Dataset entries:
__________
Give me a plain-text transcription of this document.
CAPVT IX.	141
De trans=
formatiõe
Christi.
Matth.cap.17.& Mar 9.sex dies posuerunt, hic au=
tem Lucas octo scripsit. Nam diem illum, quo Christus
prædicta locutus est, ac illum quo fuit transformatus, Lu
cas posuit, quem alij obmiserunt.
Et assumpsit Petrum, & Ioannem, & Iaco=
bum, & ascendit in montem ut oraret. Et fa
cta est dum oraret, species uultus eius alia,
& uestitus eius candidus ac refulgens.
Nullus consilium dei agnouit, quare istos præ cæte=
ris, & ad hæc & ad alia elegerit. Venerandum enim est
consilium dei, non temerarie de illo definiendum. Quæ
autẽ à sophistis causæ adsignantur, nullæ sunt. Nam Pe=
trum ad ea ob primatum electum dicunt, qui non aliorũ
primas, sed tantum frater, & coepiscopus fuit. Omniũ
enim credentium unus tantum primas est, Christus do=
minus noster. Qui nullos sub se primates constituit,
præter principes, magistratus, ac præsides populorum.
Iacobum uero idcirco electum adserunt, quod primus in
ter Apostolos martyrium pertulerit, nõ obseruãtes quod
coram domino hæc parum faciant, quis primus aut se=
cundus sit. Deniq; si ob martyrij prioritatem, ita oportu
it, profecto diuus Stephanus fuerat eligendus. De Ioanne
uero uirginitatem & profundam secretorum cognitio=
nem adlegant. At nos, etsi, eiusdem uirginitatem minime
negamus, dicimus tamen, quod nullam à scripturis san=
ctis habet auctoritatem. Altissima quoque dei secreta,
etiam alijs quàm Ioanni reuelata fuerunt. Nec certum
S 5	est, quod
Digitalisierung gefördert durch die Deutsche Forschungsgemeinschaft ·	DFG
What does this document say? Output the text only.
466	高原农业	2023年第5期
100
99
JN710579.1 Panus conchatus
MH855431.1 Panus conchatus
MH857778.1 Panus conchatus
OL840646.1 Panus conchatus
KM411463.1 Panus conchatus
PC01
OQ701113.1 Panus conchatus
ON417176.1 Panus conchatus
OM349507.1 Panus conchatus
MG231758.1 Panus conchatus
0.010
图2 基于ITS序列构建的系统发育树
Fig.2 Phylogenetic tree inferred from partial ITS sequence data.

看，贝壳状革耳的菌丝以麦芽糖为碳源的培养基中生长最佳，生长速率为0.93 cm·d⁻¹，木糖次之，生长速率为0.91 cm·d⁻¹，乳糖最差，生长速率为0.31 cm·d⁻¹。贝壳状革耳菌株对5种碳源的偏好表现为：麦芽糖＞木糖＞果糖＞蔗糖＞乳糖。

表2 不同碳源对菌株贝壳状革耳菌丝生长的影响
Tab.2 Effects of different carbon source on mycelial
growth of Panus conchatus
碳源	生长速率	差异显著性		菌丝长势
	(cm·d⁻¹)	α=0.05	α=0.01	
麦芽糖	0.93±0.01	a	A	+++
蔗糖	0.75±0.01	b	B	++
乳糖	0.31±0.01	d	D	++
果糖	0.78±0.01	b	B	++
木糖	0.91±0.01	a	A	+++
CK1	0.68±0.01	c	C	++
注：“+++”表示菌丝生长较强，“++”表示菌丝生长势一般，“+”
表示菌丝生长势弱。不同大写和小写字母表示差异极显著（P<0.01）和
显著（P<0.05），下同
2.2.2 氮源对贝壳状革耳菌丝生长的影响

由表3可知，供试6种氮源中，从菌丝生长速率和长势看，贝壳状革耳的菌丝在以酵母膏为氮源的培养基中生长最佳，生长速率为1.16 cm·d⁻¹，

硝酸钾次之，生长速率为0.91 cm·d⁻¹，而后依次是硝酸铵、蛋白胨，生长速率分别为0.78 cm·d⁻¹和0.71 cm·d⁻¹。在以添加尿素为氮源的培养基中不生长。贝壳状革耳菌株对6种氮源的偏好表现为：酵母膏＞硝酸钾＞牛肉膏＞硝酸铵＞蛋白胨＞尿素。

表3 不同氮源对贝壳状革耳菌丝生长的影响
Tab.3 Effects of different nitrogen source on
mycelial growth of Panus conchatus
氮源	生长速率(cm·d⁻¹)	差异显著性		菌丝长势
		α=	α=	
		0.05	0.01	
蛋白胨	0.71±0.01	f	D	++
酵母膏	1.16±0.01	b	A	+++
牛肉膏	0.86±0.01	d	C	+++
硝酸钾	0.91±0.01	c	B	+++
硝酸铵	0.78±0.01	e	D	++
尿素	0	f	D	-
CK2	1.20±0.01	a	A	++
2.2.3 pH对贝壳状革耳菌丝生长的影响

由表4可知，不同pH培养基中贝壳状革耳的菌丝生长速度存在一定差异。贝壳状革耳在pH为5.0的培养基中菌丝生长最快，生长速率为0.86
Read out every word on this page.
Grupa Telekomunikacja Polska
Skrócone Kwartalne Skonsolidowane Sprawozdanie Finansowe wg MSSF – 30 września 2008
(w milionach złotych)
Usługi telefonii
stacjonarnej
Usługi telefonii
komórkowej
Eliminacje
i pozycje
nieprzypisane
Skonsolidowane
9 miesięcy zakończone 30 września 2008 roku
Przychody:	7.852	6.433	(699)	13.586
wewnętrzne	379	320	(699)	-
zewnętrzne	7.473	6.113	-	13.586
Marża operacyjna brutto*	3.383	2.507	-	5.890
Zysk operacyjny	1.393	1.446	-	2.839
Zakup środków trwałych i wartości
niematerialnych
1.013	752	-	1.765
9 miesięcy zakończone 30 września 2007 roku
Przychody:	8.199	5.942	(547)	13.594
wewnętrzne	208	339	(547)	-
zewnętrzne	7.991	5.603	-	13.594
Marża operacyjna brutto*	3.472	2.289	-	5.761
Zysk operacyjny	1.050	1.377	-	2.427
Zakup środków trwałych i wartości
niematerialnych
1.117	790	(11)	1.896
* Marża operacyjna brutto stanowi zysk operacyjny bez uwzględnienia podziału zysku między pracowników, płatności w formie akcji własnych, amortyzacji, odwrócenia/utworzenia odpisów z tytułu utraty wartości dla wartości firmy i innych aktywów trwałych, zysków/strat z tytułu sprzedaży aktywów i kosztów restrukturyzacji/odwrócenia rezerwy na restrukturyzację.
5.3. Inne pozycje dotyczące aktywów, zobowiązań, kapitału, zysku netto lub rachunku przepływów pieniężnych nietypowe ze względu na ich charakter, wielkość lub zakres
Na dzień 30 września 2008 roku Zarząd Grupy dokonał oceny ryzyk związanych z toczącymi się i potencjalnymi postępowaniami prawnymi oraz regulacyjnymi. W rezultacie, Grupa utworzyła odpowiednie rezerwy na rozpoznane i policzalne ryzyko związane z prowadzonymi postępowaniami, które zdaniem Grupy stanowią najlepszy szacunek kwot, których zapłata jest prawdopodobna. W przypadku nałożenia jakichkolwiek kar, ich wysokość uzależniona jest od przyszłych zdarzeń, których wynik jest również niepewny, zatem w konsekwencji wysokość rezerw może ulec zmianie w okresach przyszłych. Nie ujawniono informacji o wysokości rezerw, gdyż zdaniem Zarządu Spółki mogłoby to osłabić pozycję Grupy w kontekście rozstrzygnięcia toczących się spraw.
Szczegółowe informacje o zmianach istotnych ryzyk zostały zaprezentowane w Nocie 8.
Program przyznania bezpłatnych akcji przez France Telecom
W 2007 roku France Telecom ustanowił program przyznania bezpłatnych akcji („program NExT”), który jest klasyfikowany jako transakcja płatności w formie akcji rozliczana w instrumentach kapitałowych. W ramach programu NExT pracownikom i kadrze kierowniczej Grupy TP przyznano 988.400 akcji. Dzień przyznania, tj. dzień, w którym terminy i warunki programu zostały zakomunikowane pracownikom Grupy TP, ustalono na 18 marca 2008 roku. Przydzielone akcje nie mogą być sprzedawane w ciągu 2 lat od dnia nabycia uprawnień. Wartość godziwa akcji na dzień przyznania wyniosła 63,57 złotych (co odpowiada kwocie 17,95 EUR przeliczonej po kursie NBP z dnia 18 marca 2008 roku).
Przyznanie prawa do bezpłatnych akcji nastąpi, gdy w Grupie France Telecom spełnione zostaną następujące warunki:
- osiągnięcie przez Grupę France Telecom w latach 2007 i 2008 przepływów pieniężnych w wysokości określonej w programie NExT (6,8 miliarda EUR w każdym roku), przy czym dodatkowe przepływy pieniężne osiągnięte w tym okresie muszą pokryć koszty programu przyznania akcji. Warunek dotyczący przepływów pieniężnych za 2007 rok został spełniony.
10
__________
Looking at the records above, tally the lines holding "text" and reply with that number only.

2